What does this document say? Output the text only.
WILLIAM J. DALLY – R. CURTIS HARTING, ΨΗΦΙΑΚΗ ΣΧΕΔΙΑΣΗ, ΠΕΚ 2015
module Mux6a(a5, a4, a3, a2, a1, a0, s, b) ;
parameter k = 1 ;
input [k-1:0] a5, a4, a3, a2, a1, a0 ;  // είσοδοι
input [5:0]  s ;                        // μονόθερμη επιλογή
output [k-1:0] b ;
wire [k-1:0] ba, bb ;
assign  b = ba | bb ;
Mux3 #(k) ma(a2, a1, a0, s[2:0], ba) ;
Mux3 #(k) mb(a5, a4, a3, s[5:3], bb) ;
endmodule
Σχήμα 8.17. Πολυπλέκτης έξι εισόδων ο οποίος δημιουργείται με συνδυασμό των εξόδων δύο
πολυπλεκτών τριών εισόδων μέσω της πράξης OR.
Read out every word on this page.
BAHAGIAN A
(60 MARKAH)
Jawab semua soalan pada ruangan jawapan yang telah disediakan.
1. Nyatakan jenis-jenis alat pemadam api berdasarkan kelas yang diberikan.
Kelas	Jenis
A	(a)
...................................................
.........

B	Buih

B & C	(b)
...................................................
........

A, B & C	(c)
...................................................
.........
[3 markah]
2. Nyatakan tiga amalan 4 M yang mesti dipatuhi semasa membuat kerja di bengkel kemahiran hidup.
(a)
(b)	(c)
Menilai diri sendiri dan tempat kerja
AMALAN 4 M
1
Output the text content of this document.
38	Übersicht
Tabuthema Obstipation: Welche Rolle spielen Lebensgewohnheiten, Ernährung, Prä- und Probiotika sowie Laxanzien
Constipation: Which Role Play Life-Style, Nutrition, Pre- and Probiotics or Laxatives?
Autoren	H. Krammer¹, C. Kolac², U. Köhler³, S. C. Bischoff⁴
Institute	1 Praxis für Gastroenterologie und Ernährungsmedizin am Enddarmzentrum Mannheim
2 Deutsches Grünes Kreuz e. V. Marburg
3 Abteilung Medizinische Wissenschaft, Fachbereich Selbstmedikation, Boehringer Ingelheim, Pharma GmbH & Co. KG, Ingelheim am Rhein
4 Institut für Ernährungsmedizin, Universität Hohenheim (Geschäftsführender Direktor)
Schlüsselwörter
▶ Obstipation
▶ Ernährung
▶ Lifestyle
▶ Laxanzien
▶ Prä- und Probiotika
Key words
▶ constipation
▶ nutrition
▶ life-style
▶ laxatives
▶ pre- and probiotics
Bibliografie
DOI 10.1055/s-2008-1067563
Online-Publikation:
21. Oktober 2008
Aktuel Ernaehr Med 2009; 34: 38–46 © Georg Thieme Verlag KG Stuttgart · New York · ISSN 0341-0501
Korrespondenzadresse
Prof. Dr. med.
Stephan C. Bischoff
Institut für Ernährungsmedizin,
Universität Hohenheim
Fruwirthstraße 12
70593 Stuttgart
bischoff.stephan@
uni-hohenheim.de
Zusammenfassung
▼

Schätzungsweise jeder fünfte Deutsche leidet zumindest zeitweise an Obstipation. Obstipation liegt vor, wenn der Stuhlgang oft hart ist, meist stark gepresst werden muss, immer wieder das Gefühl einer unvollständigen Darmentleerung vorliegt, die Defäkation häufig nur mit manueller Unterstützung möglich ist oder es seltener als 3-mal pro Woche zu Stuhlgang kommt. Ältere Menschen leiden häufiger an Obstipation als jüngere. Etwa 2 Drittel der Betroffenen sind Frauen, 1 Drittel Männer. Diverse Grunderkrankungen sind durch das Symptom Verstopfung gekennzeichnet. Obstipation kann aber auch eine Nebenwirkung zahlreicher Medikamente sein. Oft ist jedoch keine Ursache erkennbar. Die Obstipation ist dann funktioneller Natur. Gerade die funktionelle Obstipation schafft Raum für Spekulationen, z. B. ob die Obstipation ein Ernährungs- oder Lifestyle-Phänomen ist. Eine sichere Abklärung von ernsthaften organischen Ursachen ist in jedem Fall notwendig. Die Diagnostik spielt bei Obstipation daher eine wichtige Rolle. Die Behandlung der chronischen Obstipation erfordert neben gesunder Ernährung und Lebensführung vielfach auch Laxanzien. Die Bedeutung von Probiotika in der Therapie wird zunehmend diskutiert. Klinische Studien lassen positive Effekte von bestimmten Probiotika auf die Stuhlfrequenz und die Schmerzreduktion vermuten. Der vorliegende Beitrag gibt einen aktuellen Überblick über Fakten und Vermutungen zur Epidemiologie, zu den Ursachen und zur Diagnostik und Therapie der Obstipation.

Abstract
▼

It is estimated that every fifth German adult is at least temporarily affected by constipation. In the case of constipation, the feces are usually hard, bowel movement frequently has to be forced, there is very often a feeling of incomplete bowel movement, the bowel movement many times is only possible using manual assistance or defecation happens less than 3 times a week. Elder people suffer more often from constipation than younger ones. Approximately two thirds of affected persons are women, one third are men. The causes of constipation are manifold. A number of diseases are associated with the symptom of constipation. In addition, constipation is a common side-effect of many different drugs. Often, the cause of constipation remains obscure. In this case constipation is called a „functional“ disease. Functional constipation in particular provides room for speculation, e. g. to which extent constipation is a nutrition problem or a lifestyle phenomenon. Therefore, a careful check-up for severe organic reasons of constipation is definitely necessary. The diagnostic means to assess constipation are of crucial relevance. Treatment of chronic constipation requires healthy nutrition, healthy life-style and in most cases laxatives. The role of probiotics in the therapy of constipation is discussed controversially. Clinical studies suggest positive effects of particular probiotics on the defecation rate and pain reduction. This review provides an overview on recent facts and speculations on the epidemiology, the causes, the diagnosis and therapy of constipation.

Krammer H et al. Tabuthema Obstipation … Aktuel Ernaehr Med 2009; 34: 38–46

********

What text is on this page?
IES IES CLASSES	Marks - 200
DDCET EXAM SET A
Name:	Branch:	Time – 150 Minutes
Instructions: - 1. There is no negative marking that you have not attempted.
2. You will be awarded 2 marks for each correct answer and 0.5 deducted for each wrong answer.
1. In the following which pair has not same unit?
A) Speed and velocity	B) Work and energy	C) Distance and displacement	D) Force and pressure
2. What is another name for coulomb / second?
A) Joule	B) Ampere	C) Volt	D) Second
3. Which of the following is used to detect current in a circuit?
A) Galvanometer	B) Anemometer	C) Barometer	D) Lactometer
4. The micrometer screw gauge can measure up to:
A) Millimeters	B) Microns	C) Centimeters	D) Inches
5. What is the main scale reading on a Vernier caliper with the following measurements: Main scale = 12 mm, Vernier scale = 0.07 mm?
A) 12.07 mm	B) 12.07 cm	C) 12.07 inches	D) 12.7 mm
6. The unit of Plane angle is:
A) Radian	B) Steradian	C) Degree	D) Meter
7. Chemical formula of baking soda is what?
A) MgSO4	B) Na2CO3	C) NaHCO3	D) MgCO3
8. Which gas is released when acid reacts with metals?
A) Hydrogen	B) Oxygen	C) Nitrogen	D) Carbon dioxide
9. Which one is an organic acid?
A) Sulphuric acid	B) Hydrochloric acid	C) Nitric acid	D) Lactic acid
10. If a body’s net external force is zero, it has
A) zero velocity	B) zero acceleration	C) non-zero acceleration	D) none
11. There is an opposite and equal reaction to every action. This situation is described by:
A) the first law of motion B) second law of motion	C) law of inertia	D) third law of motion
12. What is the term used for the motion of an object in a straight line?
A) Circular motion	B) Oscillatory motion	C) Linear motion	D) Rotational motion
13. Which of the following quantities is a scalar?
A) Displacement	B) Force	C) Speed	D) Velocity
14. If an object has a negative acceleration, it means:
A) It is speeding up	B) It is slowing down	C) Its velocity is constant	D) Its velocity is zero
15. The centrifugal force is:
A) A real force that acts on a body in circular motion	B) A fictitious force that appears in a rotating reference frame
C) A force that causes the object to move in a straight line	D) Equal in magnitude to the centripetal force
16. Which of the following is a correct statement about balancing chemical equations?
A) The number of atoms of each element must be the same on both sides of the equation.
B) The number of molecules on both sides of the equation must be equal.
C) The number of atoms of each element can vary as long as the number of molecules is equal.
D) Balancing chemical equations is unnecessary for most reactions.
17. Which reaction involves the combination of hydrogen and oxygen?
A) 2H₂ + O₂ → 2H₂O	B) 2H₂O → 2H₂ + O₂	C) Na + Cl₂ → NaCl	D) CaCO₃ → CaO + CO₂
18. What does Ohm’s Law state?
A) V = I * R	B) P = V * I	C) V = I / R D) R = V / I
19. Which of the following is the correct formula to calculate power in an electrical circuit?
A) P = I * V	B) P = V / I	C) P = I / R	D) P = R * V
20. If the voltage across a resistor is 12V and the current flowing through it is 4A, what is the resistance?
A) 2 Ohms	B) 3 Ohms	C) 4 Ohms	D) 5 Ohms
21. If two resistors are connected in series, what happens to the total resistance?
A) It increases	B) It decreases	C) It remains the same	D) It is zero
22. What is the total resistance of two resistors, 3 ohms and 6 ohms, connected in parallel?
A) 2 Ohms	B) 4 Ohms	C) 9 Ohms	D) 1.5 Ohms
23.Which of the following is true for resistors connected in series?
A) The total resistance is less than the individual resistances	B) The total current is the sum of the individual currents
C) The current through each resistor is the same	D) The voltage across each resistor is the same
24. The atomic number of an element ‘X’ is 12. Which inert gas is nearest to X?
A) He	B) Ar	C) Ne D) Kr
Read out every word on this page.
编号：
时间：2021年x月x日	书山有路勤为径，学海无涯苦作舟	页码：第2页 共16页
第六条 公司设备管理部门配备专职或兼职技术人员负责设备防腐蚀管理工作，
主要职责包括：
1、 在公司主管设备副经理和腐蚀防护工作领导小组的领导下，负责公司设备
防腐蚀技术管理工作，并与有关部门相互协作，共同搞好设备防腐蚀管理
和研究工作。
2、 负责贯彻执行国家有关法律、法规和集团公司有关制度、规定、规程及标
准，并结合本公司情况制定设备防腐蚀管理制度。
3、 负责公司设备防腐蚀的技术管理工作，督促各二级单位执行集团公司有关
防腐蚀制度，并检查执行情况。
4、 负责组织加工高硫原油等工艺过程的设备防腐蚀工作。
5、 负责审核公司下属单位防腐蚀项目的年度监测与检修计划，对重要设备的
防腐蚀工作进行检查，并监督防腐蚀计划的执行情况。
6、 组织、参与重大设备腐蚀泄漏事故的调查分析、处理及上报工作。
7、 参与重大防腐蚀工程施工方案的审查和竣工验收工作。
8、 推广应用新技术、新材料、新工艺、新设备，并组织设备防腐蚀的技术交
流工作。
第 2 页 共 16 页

********

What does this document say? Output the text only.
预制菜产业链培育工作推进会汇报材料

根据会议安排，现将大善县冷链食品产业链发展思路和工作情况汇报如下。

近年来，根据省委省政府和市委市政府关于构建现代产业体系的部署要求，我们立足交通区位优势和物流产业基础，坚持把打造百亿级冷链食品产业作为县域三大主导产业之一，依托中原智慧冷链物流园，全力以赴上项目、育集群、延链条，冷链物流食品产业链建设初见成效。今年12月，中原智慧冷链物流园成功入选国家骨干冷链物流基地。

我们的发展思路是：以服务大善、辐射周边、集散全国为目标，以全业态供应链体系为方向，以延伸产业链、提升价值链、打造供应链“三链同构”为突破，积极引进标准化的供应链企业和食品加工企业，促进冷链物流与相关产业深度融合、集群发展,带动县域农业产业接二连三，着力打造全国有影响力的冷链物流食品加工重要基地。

********

_GIVEN REQUEST_. Identify and copy lines that hold the string "voltage".

_OUTPUT OF THE EXERCISE_.
20. If the voltage across a resistor is 12V and the current flowing through it is 4A, what is the resistance?
C) The current through each resistor is the same	D) The voltage across each resistor is the same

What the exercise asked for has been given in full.